DIRECTION:
For every line in the records that has the word "icon", make a copy.

TASK DATA:

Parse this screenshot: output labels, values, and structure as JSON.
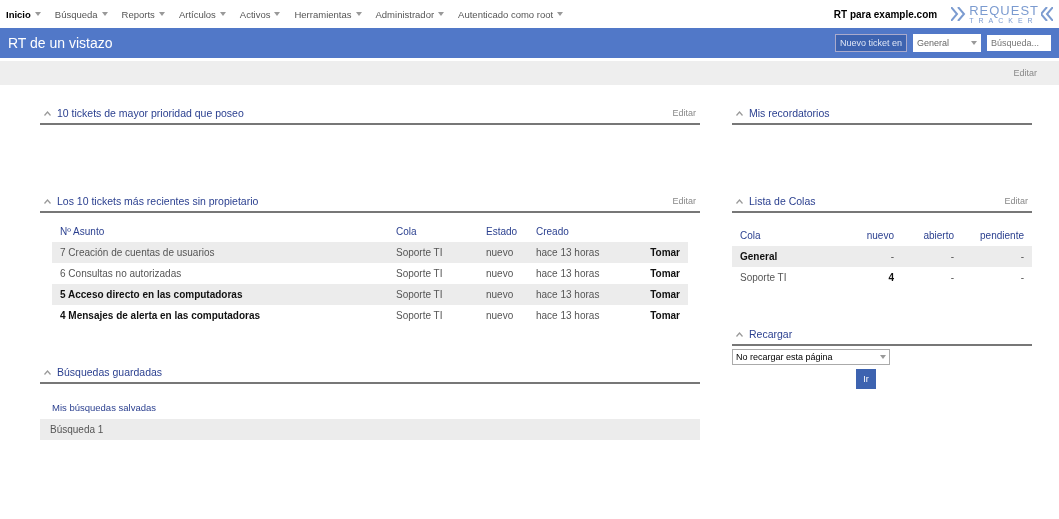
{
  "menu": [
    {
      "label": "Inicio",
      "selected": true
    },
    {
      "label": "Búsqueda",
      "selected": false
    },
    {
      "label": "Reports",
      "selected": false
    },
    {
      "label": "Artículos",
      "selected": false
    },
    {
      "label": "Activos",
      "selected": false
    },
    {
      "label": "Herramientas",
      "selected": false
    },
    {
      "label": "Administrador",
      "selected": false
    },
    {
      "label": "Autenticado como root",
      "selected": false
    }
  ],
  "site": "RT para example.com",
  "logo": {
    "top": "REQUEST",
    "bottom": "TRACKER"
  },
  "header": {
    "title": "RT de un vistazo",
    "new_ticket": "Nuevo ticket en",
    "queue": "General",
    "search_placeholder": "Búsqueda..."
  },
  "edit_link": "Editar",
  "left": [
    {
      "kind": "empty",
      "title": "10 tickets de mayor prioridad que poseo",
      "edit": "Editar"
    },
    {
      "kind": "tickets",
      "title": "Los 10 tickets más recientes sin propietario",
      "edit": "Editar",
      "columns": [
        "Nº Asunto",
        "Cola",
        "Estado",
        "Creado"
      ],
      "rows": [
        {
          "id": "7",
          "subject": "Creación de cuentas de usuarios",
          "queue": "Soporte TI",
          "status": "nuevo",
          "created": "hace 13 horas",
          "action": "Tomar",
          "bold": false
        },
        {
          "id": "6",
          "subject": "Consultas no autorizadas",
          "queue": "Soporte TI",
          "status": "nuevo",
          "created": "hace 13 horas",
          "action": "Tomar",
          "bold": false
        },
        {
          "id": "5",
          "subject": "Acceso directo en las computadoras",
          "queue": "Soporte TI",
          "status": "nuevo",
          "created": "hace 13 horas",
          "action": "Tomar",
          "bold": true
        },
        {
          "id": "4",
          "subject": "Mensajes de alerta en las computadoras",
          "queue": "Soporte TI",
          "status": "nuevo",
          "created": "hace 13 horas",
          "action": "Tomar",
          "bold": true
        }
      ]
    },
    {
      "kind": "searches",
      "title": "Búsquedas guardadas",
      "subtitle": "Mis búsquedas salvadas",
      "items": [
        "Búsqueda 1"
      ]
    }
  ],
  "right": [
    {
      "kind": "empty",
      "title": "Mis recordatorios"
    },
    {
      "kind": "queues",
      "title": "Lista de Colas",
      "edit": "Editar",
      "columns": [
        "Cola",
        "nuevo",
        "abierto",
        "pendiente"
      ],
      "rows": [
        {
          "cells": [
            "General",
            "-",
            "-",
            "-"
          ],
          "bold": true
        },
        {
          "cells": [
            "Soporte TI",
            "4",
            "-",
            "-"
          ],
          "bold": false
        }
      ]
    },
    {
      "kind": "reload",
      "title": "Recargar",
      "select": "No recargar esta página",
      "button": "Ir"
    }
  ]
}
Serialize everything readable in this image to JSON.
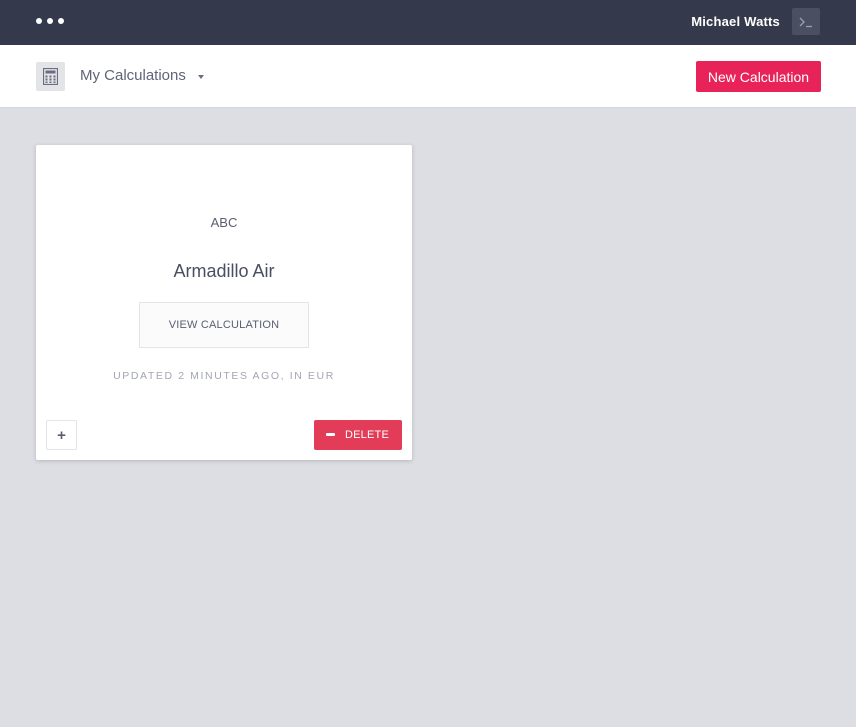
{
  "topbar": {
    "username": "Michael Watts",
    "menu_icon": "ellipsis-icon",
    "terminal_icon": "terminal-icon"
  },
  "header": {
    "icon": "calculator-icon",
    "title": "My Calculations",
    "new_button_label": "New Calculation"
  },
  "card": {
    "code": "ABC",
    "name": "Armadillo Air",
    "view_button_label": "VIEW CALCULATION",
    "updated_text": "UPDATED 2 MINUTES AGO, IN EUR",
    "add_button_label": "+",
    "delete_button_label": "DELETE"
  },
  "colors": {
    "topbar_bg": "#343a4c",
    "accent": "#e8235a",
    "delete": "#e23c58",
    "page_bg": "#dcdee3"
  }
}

==

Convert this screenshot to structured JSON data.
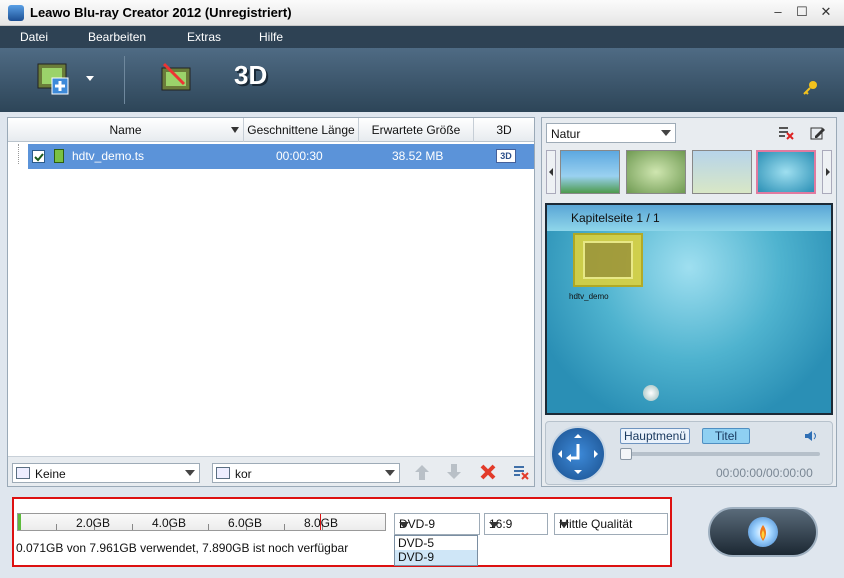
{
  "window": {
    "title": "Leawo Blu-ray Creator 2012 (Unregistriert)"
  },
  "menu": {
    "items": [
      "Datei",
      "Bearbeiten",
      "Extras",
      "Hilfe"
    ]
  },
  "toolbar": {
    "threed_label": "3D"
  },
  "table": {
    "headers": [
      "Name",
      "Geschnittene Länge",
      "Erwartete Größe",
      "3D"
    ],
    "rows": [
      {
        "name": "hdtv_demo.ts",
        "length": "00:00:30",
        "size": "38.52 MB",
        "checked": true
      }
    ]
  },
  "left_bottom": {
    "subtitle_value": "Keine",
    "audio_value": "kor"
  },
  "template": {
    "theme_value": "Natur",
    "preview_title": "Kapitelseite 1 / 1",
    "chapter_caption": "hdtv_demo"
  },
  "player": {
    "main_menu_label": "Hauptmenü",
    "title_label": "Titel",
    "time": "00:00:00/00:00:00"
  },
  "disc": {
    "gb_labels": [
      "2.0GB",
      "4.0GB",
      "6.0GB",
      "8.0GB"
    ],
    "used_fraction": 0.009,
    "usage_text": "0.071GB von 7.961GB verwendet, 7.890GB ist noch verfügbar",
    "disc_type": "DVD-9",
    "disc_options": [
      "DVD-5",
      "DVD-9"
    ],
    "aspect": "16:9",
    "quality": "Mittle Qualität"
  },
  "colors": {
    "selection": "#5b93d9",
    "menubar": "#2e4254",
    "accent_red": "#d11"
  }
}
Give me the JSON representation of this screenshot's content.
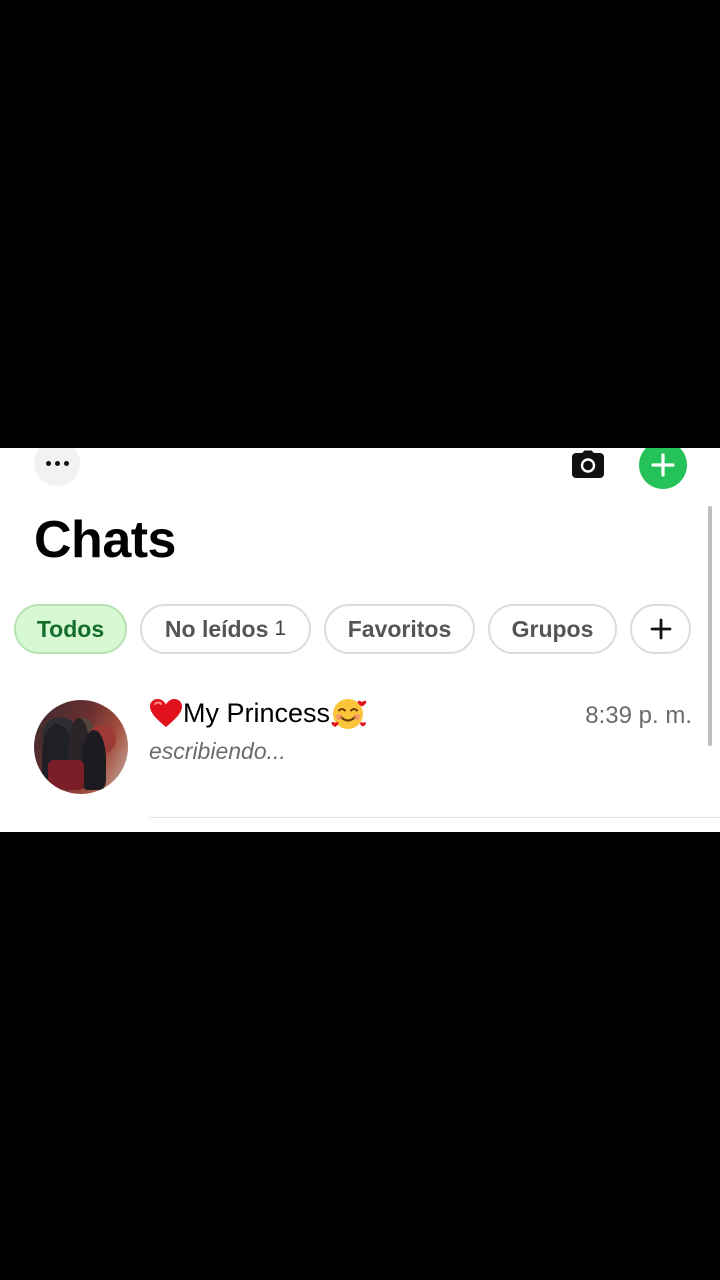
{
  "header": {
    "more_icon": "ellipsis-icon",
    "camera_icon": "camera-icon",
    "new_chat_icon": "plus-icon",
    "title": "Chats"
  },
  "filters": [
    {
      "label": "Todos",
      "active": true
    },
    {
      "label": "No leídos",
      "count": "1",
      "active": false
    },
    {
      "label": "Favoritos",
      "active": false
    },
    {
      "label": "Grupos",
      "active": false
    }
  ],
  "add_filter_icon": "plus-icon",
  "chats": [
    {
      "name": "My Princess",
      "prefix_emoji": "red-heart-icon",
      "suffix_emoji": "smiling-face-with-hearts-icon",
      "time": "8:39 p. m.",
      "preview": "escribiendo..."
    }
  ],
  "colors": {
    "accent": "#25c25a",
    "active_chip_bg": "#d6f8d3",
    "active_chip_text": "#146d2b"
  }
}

SOLUTION TO THIS PROBLEM:
    "menu_icon": "ellipsis-icon",
    "terminal_icon": "terminal-icon"
    "icon": "calculator-icon",
    "more_icon": "ellipsis-icon",
    "camera_icon": "camera-icon",
    "new_chat_icon": "plus-icon",
  "add_filter_icon": "plus-icon",
      "prefix_emoji": "red-heart-icon",
      "suffix_emoji": "smiling-face-with-hearts-icon",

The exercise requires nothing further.